Type the records out again in full, exactly.

## Raw records:
— Begin —
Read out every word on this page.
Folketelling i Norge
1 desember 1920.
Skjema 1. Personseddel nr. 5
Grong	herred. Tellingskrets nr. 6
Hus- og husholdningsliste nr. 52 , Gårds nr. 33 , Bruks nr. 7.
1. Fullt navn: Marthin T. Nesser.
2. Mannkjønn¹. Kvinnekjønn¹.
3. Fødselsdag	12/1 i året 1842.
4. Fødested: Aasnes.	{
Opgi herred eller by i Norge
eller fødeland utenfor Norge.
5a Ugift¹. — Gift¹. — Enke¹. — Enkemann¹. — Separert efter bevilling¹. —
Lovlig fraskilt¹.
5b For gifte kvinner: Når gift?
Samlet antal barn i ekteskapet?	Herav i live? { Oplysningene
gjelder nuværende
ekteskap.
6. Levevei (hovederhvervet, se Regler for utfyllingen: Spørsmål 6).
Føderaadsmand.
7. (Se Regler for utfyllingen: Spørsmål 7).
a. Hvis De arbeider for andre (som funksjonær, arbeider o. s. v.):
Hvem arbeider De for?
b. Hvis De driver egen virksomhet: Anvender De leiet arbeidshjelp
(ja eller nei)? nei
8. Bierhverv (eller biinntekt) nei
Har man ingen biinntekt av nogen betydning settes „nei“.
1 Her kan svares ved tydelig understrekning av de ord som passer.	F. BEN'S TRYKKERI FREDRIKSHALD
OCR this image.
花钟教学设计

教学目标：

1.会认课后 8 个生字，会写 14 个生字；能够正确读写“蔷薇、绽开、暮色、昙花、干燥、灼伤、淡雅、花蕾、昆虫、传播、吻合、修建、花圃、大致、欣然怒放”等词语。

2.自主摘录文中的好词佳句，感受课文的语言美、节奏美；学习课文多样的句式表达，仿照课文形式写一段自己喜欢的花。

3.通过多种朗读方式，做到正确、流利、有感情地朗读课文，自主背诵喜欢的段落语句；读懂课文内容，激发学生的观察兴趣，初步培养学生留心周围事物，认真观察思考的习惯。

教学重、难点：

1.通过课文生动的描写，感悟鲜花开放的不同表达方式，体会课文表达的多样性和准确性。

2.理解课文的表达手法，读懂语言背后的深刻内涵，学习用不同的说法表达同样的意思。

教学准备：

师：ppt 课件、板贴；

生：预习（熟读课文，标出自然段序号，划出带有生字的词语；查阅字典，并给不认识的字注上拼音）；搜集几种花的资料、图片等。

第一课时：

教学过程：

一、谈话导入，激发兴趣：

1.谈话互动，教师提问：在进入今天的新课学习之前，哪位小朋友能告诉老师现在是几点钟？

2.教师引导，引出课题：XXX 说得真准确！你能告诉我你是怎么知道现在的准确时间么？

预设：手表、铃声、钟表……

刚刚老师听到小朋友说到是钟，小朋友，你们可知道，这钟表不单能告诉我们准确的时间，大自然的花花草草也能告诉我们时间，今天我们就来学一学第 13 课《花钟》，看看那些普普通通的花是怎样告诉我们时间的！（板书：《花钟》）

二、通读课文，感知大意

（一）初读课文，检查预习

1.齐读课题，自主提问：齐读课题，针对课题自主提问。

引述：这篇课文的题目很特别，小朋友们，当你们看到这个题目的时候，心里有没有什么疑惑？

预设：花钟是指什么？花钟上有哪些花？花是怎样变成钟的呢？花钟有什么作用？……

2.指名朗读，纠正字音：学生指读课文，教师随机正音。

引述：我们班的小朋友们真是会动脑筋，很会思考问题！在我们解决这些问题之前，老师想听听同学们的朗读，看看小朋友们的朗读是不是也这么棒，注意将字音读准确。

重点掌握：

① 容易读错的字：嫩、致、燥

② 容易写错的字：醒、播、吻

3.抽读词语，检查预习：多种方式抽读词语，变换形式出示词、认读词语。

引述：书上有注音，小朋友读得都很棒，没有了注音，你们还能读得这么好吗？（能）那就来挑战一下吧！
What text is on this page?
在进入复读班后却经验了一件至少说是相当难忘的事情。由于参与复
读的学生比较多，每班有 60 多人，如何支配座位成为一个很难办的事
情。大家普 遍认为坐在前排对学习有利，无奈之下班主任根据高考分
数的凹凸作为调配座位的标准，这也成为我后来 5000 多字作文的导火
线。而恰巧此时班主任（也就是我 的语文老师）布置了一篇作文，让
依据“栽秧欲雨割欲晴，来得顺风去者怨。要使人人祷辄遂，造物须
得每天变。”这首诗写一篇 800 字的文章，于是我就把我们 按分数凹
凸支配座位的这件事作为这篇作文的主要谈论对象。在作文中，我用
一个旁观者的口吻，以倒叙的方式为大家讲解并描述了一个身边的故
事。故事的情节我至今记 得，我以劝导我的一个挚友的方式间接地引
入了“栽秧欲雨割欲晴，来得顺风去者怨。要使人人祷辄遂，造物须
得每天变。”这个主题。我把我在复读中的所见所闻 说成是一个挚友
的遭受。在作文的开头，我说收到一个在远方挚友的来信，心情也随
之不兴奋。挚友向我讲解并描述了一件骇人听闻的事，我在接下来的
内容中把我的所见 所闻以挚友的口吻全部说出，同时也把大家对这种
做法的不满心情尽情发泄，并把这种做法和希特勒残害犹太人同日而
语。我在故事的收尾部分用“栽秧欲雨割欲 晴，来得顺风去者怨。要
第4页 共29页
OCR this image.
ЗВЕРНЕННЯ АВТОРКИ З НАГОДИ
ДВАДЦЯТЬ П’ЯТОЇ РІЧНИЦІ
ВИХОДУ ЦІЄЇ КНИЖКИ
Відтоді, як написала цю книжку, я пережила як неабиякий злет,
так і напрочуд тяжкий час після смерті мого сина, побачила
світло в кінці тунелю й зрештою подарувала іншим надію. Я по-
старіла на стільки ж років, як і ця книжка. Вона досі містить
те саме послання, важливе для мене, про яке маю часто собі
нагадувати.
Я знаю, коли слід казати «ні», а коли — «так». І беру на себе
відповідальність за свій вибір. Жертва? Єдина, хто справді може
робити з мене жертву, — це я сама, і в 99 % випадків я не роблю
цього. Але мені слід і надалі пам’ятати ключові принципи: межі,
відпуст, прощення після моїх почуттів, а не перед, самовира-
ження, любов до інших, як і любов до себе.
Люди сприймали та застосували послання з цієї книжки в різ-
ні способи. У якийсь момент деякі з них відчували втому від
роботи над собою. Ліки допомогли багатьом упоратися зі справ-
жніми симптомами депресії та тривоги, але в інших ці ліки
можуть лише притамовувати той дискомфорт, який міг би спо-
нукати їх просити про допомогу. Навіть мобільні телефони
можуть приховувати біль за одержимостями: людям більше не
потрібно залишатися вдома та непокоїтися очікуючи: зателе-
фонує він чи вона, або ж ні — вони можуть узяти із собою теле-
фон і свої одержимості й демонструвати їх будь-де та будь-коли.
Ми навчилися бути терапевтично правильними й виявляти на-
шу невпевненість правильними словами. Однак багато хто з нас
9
— End —
## Problem solution:
Read out every word on this page.
Folketelling i Norge
1 desember 1920.
Skjema 1. Personseddel nr. 5
Grong	herred. Tellingskrets nr. 6
Hus- og husholdningsliste nr. 52 , Gårds nr. 33 , Bruks nr. 7.
1. Fullt navn: Marthin T. Nesser.
2. Mannkjønn¹. Kvinnekjønn¹.
3. Fødselsdag	12/1 i året 1842.
4. Fødested: Aasnes.	{
Opgi herred eller by i Norge
eller fødeland utenfor Norge.
5a Ugift¹. — Gift¹. — Enke¹. — Enkemann¹. — Separert efter bevilling¹. —
Lovlig fraskilt¹.
5b For gifte kvinner: Når gift?
Samlet antal barn i ekteskapet?	Herav i live? { Oplysningene
gjelder nuværende
ekteskap.
6. Levevei (hovederhvervet, se Regler for utfyllingen: Spørsmål 6).
Føderaadsmand.
7. (Se Regler for utfyllingen: Spørsmål 7).
a. Hvis De arbeider for andre (som funksjonær, arbeider o. s. v.):
Hvem arbeider De for?
b. Hvis De driver egen virksomhet: Anvender De leiet arbeidshjelp
(ja eller nei)? nei
8. Bierhverv (eller biinntekt) nei
Har man ingen biinntekt av nogen betydning settes „nei“.
1 Her kan svares ved tydelig understrekning av de ord som passer.	F. BEN'S TRYKKERI FREDRIKSHALD
OCR this image.
花钟教学设计

教学目标：

1.会认课后 8 个生字，会写 14 个生字；能够正确读写“蔷薇、绽开、暮色、昙花、干燥、灼伤、淡雅、花蕾、昆虫、传播、吻合、修建、花圃、大致、欣然怒放”等词语。

2.自主摘录文中的好词佳句，感受课文的语言美、节奏美；学习课文多样的句式表达，仿照课文形式写一段自己喜欢的花。

3.通过多种朗读方式，做到正确、流利、有感情地朗读课文，自主背诵喜欢的段落语句；读懂课文内容，激发学生的观察兴趣，初步培养学生留心周围事物，认真观察思考的习惯。

教学重、难点：

1.通过课文生动的描写，感悟鲜花开放的不同表达方式，体会课文表达的多样性和准确性。

2.理解课文的表达手法，读懂语言背后的深刻内涵，学习用不同的说法表达同样的意思。

教学准备：

师：ppt 课件、板贴；

生：预习（熟读课文，标出自然段序号，划出带有生字的词语；查阅字典，并给不认识的字注上拼音）；搜集几种花的资料、图片等。

第一课时：

教学过程：

一、谈话导入，激发兴趣：

1.谈话互动，教师提问：在进入今天的新课学习之前，哪位小朋友能告诉老师现在是几点钟？

2.教师引导，引出课题：XXX 说得真准确！你能告诉我你是怎么知道现在的准确时间么？

预设：手表、铃声、钟表……

刚刚老师听到小朋友说到是钟，小朋友，你们可知道，这钟表不单能告诉我们准确的时间，大自然的花花草草也能告诉我们时间，今天我们就来学一学第 13 课《花钟》，看看那些普普通通的花是怎样告诉我们时间的！（板书：《花钟》）

二、通读课文，感知大意

（一）初读课文，检查预习

1.齐读课题，自主提问：齐读课题，针对课题自主提问。

引述：这篇课文的题目很特别，小朋友们，当你们看到这个题目的时候，心里有没有什么疑惑？

预设：花钟是指什么？花钟上有哪些花？花是怎样变成钟的呢？花钟有什么作用？……

2.指名朗读，纠正字音：学生指读课文，教师随机正音。

引述：我们班的小朋友们真是会动脑筋，很会思考问题！在我们解决这些问题之前，老师想听听同学们的朗读，看看小朋友们的朗读是不是也这么棒，注意将字音读准确。

重点掌握：

① 容易读错的字：嫩、致、燥

② 容易写错的字：醒、播、吻

3.抽读词语，检查预习：多种方式抽读词语，变换形式出示词、认读词语。

引述：书上有注音，小朋友读得都很棒，没有了注音，你们还能读得这么好吗？（能）那就来挑战一下吧！
What text is on this page?
在进入复读班后却经验了一件至少说是相当难忘的事情。由于参与复
读的学生比较多，每班有 60 多人，如何支配座位成为一个很难办的事
情。大家普 遍认为坐在前排对学习有利，无奈之下班主任根据高考分
数的凹凸作为调配座位的标准，这也成为我后来 5000 多字作文的导火
线。而恰巧此时班主任（也就是我 的语文老师）布置了一篇作文，让
依据“栽秧欲雨割欲晴，来得顺风去者怨。要使人人祷辄遂，造物须
得每天变。”这首诗写一篇 800 字的文章，于是我就把我们 按分数凹
凸支配座位的这件事作为这篇作文的主要谈论对象。在作文中，我用
一个旁观者的口吻，以倒叙的方式为大家讲解并描述了一个身边的故
事。故事的情节我至今记 得，我以劝导我的一个挚友的方式间接地引
入了“栽秧欲雨割欲晴，来得顺风去者怨。要使人人祷辄遂，造物须
得每天变。”这个主题。我把我在复读中的所见所闻 说成是一个挚友
的遭受。在作文的开头，我说收到一个在远方挚友的来信，心情也随
之不兴奋。挚友向我讲解并描述了一件骇人听闻的事，我在接下来的
内容中把我的所见 所闻以挚友的口吻全部说出，同时也把大家对这种
做法的不满心情尽情发泄，并把这种做法和希特勒残害犹太人同日而
语。我在故事的收尾部分用“栽秧欲雨割欲 晴，来得顺风去者怨。要
第4页 共29页
OCR this image.
ЗВЕРНЕННЯ АВТОРКИ З НАГОДИ
ДВАДЦЯТЬ П’ЯТОЇ РІЧНИЦІ
ВИХОДУ ЦІЄЇ КНИЖКИ
Відтоді, як написала цю книжку, я пережила як неабиякий злет,
так і напрочуд тяжкий час після смерті мого сина, побачила
світло в кінці тунелю й зрештою подарувала іншим надію. Я по-
старіла на стільки ж років, як і ця книжка. Вона досі містить
те саме послання, важливе для мене, про яке маю часто собі
нагадувати.
Я знаю, коли слід казати «ні», а коли — «так». І беру на себе
відповідальність за свій вибір. Жертва? Єдина, хто справді може
робити з мене жертву, — це я сама, і в 99 % випадків я не роблю
цього. Але мені слід і надалі пам’ятати ключові принципи: межі,
відпуст, прощення після моїх почуттів, а не перед, самовира-
ження, любов до інших, як і любов до себе.
Люди сприймали та застосували послання з цієї книжки в різ-
ні способи. У якийсь момент деякі з них відчували втому від
роботи над собою. Ліки допомогли багатьом упоратися зі справ-
жніми симптомами депресії та тривоги, але в інших ці ліки
можуть лише притамовувати той дискомфорт, який міг би спо-
нукати їх просити про допомогу. Навіть мобільні телефони
можуть приховувати біль за одержимостями: людям більше не
потрібно залишатися вдома та непокоїтися очікуючи: зателе-
фонує він чи вона, або ж ні — вони можуть узяти із собою теле-
фон і свої одержимості й демонструвати їх будь-де та будь-коли.
Ми навчилися бути терапевтично правильними й виявляти на-
шу невпевненість правильними словами. Однак багато хто з нас
9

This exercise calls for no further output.